Task to complete
Determine how many lines contain the string "name". Reply with that figure and nothing else.
-- start Input rows --
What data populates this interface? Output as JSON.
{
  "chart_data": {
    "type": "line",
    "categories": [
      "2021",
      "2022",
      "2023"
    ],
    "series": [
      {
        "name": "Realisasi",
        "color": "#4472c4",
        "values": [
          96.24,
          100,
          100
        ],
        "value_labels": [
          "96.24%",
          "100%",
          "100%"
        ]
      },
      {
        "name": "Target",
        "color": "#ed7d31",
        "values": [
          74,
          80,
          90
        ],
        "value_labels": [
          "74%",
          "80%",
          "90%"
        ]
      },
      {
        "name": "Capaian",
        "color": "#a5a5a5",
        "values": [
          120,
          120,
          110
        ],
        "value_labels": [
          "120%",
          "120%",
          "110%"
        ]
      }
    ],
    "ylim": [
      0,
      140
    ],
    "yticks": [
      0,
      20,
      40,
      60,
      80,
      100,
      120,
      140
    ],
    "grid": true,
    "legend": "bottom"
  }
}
-- end Input rows --
-- start Input rows --
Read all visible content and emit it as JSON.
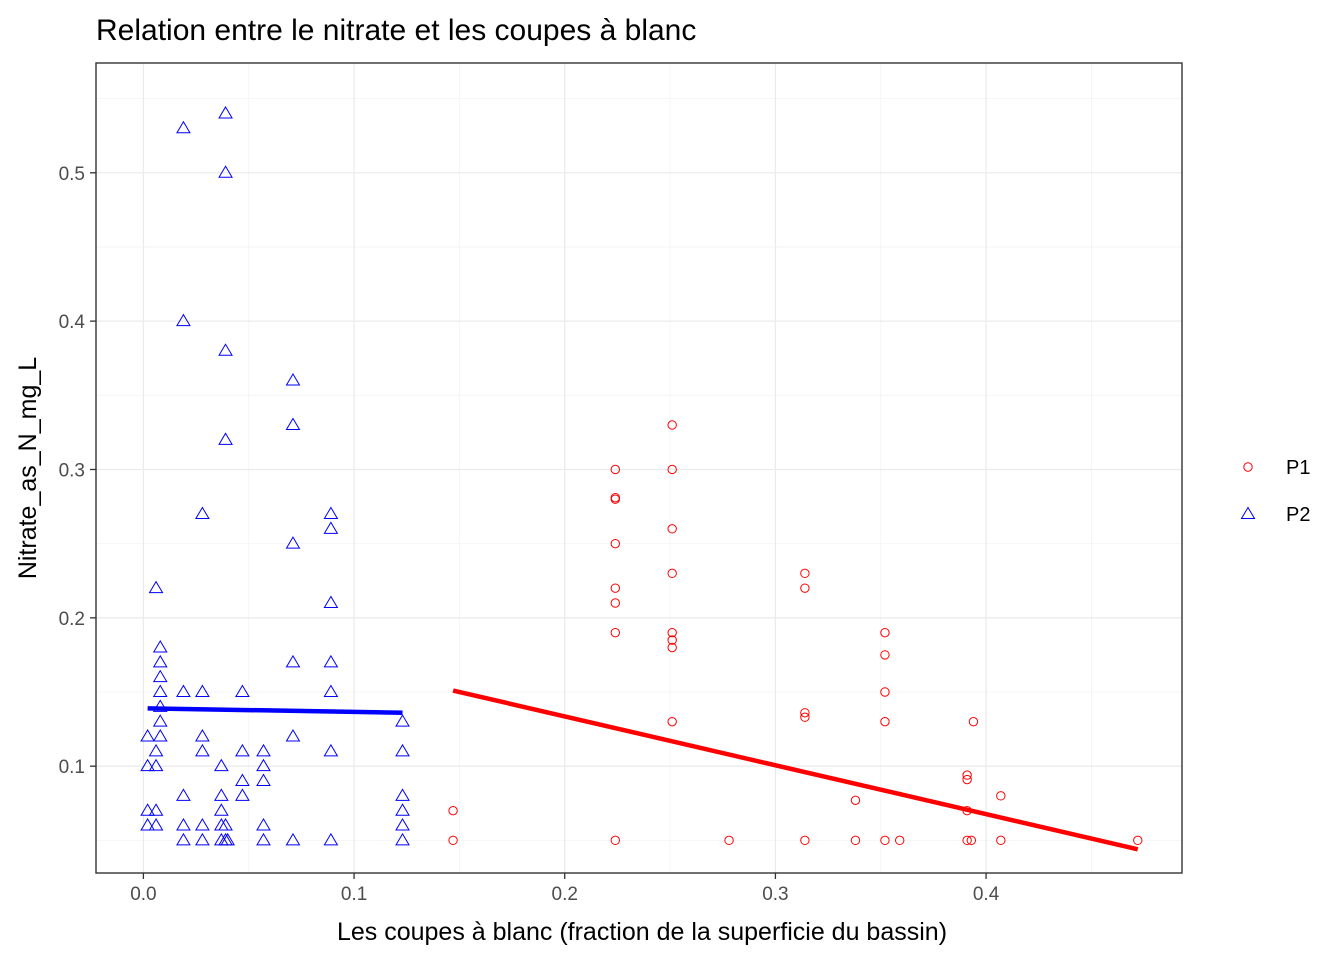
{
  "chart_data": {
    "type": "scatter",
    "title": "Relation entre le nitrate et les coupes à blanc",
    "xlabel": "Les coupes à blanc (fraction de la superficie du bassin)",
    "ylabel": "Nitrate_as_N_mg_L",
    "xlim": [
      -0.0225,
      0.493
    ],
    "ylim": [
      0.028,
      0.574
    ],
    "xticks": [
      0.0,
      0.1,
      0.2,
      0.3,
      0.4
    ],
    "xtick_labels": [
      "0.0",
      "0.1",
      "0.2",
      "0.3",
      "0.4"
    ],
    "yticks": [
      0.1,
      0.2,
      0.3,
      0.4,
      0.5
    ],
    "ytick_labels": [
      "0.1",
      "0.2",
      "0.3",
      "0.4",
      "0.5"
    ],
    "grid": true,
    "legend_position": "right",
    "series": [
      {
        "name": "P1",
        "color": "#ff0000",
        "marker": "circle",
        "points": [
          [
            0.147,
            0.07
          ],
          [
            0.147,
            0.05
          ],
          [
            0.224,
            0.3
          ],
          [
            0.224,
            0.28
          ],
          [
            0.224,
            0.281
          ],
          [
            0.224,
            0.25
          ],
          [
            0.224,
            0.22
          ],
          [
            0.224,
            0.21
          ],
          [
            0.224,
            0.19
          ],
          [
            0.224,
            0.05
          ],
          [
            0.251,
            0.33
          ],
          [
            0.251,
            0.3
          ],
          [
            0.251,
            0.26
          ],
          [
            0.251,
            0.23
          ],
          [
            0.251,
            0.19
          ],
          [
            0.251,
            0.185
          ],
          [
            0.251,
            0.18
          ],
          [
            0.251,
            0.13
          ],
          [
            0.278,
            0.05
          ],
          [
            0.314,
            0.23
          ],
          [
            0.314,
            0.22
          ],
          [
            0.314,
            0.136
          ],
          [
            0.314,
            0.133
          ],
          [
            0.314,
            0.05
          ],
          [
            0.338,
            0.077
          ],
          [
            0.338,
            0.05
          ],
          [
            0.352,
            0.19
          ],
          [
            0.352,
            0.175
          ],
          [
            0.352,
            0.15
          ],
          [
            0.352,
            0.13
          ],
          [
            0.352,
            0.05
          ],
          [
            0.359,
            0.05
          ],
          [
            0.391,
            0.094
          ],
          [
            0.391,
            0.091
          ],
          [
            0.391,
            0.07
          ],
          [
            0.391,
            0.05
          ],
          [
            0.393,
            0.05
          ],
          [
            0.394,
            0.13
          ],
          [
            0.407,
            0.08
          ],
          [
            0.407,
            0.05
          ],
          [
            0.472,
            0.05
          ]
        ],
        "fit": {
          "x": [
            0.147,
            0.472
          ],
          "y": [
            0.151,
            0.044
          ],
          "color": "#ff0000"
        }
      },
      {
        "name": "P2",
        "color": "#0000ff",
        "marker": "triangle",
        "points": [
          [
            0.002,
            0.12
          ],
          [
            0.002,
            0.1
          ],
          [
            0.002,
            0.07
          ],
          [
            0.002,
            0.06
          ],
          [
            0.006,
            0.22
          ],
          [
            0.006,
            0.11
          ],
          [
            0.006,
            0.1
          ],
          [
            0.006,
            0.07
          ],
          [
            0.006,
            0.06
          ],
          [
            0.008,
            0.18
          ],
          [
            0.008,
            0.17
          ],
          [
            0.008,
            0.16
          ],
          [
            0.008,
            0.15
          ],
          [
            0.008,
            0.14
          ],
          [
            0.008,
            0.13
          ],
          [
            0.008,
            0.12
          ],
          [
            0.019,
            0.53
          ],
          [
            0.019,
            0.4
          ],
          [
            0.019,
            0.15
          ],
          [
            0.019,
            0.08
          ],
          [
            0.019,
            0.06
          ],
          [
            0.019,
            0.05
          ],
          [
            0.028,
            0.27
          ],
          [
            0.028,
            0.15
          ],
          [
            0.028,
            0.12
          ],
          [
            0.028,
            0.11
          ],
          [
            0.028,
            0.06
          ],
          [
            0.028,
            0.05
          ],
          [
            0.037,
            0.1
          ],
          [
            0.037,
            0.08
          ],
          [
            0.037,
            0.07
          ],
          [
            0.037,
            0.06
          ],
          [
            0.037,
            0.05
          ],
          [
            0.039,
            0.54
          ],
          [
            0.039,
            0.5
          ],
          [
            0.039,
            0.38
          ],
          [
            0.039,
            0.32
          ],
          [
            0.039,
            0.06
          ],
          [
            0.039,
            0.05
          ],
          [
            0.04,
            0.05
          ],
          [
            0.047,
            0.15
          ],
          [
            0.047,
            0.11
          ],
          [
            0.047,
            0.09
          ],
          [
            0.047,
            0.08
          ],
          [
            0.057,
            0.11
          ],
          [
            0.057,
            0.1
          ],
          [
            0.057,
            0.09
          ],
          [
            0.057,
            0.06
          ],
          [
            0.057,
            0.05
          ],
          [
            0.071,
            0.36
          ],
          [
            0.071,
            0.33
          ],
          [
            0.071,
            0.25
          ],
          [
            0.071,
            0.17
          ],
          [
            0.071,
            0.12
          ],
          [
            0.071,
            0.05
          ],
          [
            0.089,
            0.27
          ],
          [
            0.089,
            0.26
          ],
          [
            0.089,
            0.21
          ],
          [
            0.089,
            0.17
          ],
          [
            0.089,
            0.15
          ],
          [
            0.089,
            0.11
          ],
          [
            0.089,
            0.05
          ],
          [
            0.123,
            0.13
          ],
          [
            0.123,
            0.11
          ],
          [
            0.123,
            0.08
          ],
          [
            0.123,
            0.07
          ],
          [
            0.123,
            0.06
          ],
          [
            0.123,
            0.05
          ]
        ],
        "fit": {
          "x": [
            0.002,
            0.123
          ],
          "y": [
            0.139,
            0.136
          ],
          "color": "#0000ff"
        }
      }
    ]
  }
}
-- end Input rows --
-- start Input rows --
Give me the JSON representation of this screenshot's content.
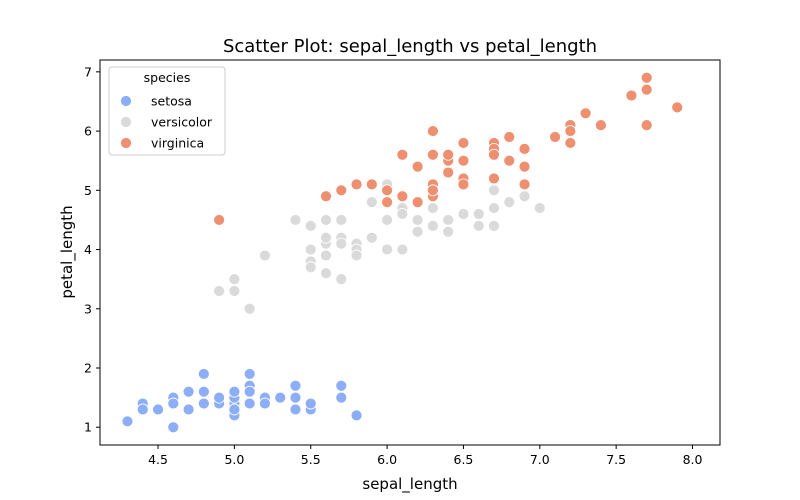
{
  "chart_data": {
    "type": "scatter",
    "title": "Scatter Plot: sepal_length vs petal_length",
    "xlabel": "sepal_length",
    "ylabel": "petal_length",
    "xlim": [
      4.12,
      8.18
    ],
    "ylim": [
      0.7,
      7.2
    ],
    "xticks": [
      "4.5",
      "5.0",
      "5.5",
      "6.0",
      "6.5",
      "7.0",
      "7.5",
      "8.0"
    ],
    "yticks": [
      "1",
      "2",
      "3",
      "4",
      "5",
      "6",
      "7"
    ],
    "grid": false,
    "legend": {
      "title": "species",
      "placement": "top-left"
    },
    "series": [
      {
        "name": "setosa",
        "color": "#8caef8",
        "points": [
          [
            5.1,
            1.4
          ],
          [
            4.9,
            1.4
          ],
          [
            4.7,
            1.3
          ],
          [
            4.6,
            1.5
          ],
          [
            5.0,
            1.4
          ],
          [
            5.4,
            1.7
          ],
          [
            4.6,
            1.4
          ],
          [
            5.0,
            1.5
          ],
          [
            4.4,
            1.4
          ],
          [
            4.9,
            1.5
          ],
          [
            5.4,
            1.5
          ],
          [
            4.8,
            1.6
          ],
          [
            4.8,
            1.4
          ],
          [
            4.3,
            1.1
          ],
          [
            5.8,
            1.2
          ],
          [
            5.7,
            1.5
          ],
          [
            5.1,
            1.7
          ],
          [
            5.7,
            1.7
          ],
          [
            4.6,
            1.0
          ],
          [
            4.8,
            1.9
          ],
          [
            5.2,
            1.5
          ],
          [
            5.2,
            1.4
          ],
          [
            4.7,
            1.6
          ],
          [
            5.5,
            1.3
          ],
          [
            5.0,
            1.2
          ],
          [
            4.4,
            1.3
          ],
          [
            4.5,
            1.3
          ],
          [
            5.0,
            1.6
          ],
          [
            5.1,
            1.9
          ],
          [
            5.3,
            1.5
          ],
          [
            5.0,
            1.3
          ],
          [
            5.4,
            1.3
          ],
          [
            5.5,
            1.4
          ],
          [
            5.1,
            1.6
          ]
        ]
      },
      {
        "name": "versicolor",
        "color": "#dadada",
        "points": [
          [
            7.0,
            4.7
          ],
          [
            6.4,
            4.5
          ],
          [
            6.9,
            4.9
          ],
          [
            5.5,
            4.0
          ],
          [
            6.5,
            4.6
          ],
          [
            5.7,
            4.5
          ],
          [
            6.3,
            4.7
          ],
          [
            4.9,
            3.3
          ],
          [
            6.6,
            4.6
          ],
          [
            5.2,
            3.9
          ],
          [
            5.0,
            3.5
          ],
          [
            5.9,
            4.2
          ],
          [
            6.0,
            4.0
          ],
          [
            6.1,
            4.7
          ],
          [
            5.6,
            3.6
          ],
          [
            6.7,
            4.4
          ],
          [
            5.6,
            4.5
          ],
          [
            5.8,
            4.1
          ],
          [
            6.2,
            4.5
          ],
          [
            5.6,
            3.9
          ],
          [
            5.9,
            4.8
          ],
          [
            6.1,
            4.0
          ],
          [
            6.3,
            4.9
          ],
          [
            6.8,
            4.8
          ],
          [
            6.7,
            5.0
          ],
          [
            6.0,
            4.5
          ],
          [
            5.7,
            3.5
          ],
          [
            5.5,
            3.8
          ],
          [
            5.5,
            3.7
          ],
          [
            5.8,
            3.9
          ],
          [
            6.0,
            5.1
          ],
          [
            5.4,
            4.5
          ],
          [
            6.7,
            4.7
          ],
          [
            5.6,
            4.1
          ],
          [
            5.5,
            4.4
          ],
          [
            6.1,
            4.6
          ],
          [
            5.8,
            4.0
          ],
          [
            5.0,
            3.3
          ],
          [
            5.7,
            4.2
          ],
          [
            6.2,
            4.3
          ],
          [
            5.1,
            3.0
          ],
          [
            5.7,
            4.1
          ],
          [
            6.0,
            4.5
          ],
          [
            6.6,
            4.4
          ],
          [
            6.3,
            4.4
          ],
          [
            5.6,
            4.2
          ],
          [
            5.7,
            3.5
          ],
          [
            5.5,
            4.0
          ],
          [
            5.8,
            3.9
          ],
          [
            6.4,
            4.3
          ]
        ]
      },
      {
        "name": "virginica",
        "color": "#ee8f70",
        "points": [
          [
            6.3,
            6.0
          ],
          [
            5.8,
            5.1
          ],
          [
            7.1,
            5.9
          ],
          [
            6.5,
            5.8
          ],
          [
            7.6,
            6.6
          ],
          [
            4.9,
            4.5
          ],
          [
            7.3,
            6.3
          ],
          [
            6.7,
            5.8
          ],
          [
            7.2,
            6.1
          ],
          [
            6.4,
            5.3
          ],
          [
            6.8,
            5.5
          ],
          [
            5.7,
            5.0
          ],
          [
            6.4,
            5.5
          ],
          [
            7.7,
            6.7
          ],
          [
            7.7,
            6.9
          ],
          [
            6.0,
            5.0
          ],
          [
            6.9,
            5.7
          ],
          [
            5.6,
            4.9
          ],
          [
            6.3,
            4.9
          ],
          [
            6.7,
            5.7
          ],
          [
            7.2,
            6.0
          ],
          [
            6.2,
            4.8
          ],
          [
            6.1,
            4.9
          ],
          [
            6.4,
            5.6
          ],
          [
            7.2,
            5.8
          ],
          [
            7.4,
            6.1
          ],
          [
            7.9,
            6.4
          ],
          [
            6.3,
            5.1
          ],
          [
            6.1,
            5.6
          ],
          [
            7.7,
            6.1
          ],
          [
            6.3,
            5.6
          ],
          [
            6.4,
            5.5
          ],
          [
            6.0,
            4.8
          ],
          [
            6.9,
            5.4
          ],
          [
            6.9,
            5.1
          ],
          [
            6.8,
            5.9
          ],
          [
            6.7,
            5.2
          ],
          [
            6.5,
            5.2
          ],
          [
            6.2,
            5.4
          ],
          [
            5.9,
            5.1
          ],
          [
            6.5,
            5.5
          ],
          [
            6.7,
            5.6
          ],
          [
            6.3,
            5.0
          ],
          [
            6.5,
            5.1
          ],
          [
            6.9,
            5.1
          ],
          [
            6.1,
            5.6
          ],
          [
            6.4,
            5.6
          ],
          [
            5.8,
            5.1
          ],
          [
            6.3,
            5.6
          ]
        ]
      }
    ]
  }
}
-- end Input rows --
Problem solution
8